Reading passage |

BEGIN

In 1793 the manor contained open arable called Neatham, North Hill, and East and West End fields, which lay between the village and the downs on either side of the Devizes-Pewsey road. Downland within the manor was then estimated at 605 a. Of that total East and West cow downs contained 140 a. each, the Cow Drove 33 a., the East End sheep down 141 a., and the West End sheep down 117 a. The manorial estate at that date contained 5 holdings at rack-rent, totalling 101 a., 8 copyholds also totalling 101 a., and 5 leaseholds containing a total of 74 a. All tenants within the manor then had common pasture rights for specified numbers of sheep; although the numbers allowed were often disproportionate to the size of their holdings, in general the custom was 30 sheep to half a yardland and 60 sheep to a yardland. The demesne was represented by 437 a. in the eastern half of the tithing then known as Wilsford farm and let at rack-rent to Thomas Hayter. (fn. 108) Part, at least, of the demesne seems to have been consolidated at a fairly early date and in 1502 the farmer was expressly enjoined to maintain certain hedges inclosing an unspecified amount of arable and meadow. (fn. 109) The demesne farm had in 1793, besides its fields, meadow, and downland, 16 a. of watermeadows, 5 a. in Neatham (part of the open fields), and 13 a. of pasture in West and Catbane meadows. (fn. 110)
Little is known of the progress of inclosure in the tithing. In 1745 a tenant within the manor was presented for inclosing part of Ruslett common. (fn. 111) In 1808 a total of 1,617 a. was inclosed. The lord of Wilsford manor, Francis Dugdale Astley, was allotted 480 a. for the demesne farm and received 496 a. for the Wilsford Dauntsey estate, which he had acquired a few years earlier, and another 276 a. for another two small estates within the manor. In addition his 3 leasehold tenants were allotted a total of 35 a., and his 9 copyhold tenants, 255 a. (fn. 112)
During the next thirty years both the Wilsford manor and the Wilsford Dauntsey estates were considerably enlarged by the addition of leasehold and copyhold lands. Thus in 1844 the one was estimated at 782 a. and the other at 706 a. In addition an estate made up of both leasehold and copyhold land totalling 108 a. was tenanted under the lord of the manor by Jacob Stratton, a member of a prominent Wiltshire farming family. (fn. 113)

END

[Rows from a dataset]

BEGIN

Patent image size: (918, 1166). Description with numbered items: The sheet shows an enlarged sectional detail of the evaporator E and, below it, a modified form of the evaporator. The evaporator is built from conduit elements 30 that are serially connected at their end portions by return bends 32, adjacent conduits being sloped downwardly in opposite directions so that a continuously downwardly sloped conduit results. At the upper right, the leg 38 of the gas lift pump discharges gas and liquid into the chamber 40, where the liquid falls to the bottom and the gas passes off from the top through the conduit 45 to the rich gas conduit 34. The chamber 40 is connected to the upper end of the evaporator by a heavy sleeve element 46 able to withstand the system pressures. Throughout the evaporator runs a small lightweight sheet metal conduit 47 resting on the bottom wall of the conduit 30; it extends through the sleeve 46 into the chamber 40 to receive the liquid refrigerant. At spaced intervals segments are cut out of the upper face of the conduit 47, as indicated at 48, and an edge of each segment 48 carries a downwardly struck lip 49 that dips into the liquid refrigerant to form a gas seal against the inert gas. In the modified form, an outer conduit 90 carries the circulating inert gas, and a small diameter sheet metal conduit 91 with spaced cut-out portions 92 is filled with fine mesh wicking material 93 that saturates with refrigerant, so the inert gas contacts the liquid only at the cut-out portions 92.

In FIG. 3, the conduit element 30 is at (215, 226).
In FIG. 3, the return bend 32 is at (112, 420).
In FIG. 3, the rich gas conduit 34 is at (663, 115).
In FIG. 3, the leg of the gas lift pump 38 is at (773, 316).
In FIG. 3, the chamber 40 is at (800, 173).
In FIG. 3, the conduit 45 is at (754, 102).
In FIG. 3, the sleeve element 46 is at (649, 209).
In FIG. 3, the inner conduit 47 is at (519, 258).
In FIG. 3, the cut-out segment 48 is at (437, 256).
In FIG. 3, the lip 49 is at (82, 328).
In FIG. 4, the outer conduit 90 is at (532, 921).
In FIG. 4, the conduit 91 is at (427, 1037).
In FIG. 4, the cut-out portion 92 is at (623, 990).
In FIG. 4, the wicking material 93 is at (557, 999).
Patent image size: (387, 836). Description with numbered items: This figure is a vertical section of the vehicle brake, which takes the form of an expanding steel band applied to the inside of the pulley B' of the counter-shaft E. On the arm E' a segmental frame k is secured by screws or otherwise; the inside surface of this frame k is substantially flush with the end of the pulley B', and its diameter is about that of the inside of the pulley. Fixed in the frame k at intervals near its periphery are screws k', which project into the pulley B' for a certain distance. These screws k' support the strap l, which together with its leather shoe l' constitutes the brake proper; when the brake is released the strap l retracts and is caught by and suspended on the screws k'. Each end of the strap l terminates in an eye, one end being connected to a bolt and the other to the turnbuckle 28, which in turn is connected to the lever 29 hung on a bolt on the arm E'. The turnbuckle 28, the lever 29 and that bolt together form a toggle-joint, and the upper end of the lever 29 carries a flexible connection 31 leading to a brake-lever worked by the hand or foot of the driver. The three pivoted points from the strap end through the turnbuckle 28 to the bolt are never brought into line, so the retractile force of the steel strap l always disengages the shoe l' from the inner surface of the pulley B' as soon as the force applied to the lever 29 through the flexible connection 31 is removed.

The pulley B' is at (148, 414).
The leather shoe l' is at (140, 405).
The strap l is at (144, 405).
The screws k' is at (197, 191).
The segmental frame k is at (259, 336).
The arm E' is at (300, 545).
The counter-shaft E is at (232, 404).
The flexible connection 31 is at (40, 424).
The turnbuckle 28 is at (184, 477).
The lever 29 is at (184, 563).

END

Work to complete | Transcribe the passage on the manor's land between "During the next" and "family. (fn. 113)", inclusive. The rows are not needed for what follows.

Your solution |
During the next thirty years both the Wilsford manor and the Wilsford Dauntsey estates were considerably enlarged by the addition of leasehold and copyhold lands. Thus in 1844 the one was estimated at 782 a. and the other at 706 a. In addition an estate made up of both leasehold and copyhold land totalling 108 a. was tenanted under the lord of the manor by Jacob Stratton, a member of a prominent Wiltshire farming family. (fn. 113)